TEKS BACAAN ▸
Kepulauan Riau, Travelling

Mengurai Dosa di Durai

Hati-hati dengan rasa penasaranmu. Jika kau tak mampu mengendalikannya dengan baik , ia akan membawamu jatuh dalam dosa. Dosa yang mungkin akan kau sesali seumur hidupmu.

Durai bagai mimpi yang lepas dalam genggaman. Kami sudah merapat di balik bukitnya, bermalam di sisi pulau batu  yang airnya berlinang jernih. Bayangkan di malam purnama kau dapat melihat ikan berenang bebas di dasar laut.  Bagaimana dengan siang hari? Libido travelling saya sejenak bangkit lalu lemah membayangkan badai yang menyapu perjalanan pertama ke Durai (baca di sini)

mendaki bukit untuk sampai di pantai
mendaki bukit untuk sampai di pantai

“Lekaslah kalian berangkat ke Durai , jika tak ingin tersapu badai”, wanita paruh baya pemilik penginapan menyarankan. Mie kuah lezat yang baru saya nikmati sececap  nyaris terlontar seolah memburu waktu. Makan siang menjadi secepat kilat hanya menyisakan rasa kenyang. Tanpa rasa nikmat.

Ini hari kami ketiga di Anambas . Setelah mengurai semua keindahan pantai dan kabupaten Anambas, rasanya tak lengkap tanpa Durai. Pulau itu memang tak seelok Penjalin. Tapi destinasi wajib yang harus dikunjungi jika. Setiap malam setidaknya tiga indukan penyu meletakan telurnya di sana.

pondokan di pulau Durai
pondokan di pulau Durai

Dan kembali biduk fiber mengantar kami ke Durai. Kali ini nakodanya bernama Udin. Dia  lebih piawai dari nakoda kami sebelumnya, nekat lebih tepatnya. Gegara kisahnya yang tak pernah surut tentang Durai, kami kembali menyambangi pulau penyu itu.

“Sudah sampai ke Anambas, masa tak sampai Durai. Sia-sialah…” Celoteh itulah yang membuat jiwa petualang kami panas. Meski awalnya berkobar-kobar karena nafsu ingin melihat keindahan alam. Namun pada akhirnya nyali  menciut.  Ombak setinggi dua meter menghadang di depan. Manufer pertama sang nakoda piawai mengelak, namun berikutnya. “Byur…!!!” Ombak pertama sukse menembus   geladak.

penangkaran penyu kosong
penangkaran penyu kosong

Kami terdiam dalam khawatir, tak ada yang bersuara apalagi gaduh. Semua orang diam-diam melantunkan doa. Mungkin doa perpisahan, penyesalan atau doa terakhir.

“Tuhan… Aku…. Byur!!!” Air masuk ke dalam kabin lagi , memporak-porandakan keberanian yang dikobarkan sesaat. Tapi nakoda tetap tegar dan bersemangat, apalagi ujung Durai terlihat mengurai dari balik ombak. Bukit hijau menyembul.

keluarga kucing penunggu pulau Durai
keluarga kucing penunggu pulau Durai

Lega rasanya mencapai daratan. Hey tapi jangan senang dulu. Ternyata tak mudah menyandarkan kapal di Durai . Salah perhitungan kapal akan terhempas ke dinding karang lalu semua kisah ini usai man.

TUGAS A ▸ Sebutkan semua nama tempat yang muncul dalam teks bacaan tentang perjalanan ke Durai.
TUGAS B ▸ Silakan lanjutkan teks bacaan tentang perjalanan ke Durai, mulai setelah kalimat terakhirnya.

BAGIAN DATA ▸

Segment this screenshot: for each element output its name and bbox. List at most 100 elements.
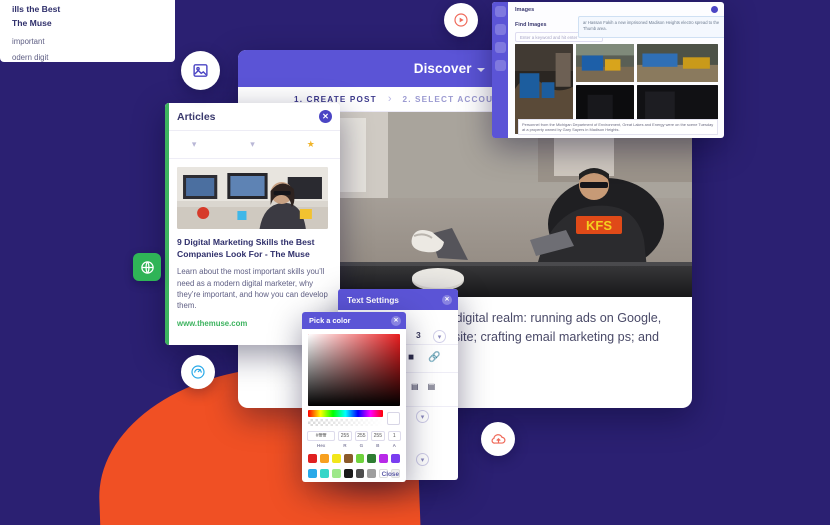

HASIL TUGAS A ▸ Kepulauan Riau, Durai, Anambas, Penjalin

HASIL TUGAS B ▸
Tak ada pilihan selain berlabuh di belakang pulau. Tepatnya di dekat bukit batu tempat kami berlindung beberapa hari lalu. Dan epiknya , untuk sampai ke bagian depan pulau kami harus hikking menyebrangi bukit.

“Nanjak  kan ngga masuk itinerary perjalanan?”

“Engga ini , cuma bonus.”

“Oke fine bonus tapi, niatnya mantai tetap nanjak kakak.”

“Duh cerewet bener.”

“Engga kak , aku lelah aja bawa barang segini banyak pake nanjak”

matahari tenggalam di Durai
matahari tenggalam di Durai

Durai memang tak seperti  yang diceritakan banyak orang di internet . Konon di sini ada warga yang setia menjaga penyu  . Nyatanya, Durai tak lebih dari pulau sunyi. Hanya beberapa  kucing setia mendiami pulau berpasir putih.

“Tapi siapa juga kak yang mau tinggal di sini dengan musim seperti ini.”

“Iya juga sih. Siapa yang mau terjebak badai berminggu-minggu di sini.”

“Jadi yang salah bukan mereka. Tapi yang salah waktu berkunjung.

“Agustus bukanlah waktu yang tepat bertamsya ke Anambas.”

“Tidak ada orang tidak apa, asal ada penyu.”

“Betul Kakak : D”

malam menyapa pulau Durai
malam menyapa pulau Durai

Dan sore itu kami dimanjakan dengan pesona matahari terbenam dan rona jingga. Serasa berada di pulau pribadi. Enggan rasanya bangkit melakukan aktivitas pagi.  Tapi kami harus makan malam dan bersiap mengintip penyu bertelur.

penyu tidak jadi bertelur , dosa gua di Durai
penyu tidak jadi bertelur , dosa gua di Durai

Tabir malam memang baru dibentangkan tapi temaram terasa mencekam di sini. Tanpa sumber penerangan listrik kami melewati ritual makan malam bersama.

Tak banyak aktivitas dilakukan kamipun bergegas kembali ke pantai, berharap bintang berkelip meriah di angkasa. Tapi rasanya suara riak air dan angin lebih meriah.

Jejak-jejak itu berkilau diterpa cahaya bulan. Ia datangnya dari arah pantai bercampur dengan air laut.

“Woi ada jejak penyu, baru lewat nih kayaknya.”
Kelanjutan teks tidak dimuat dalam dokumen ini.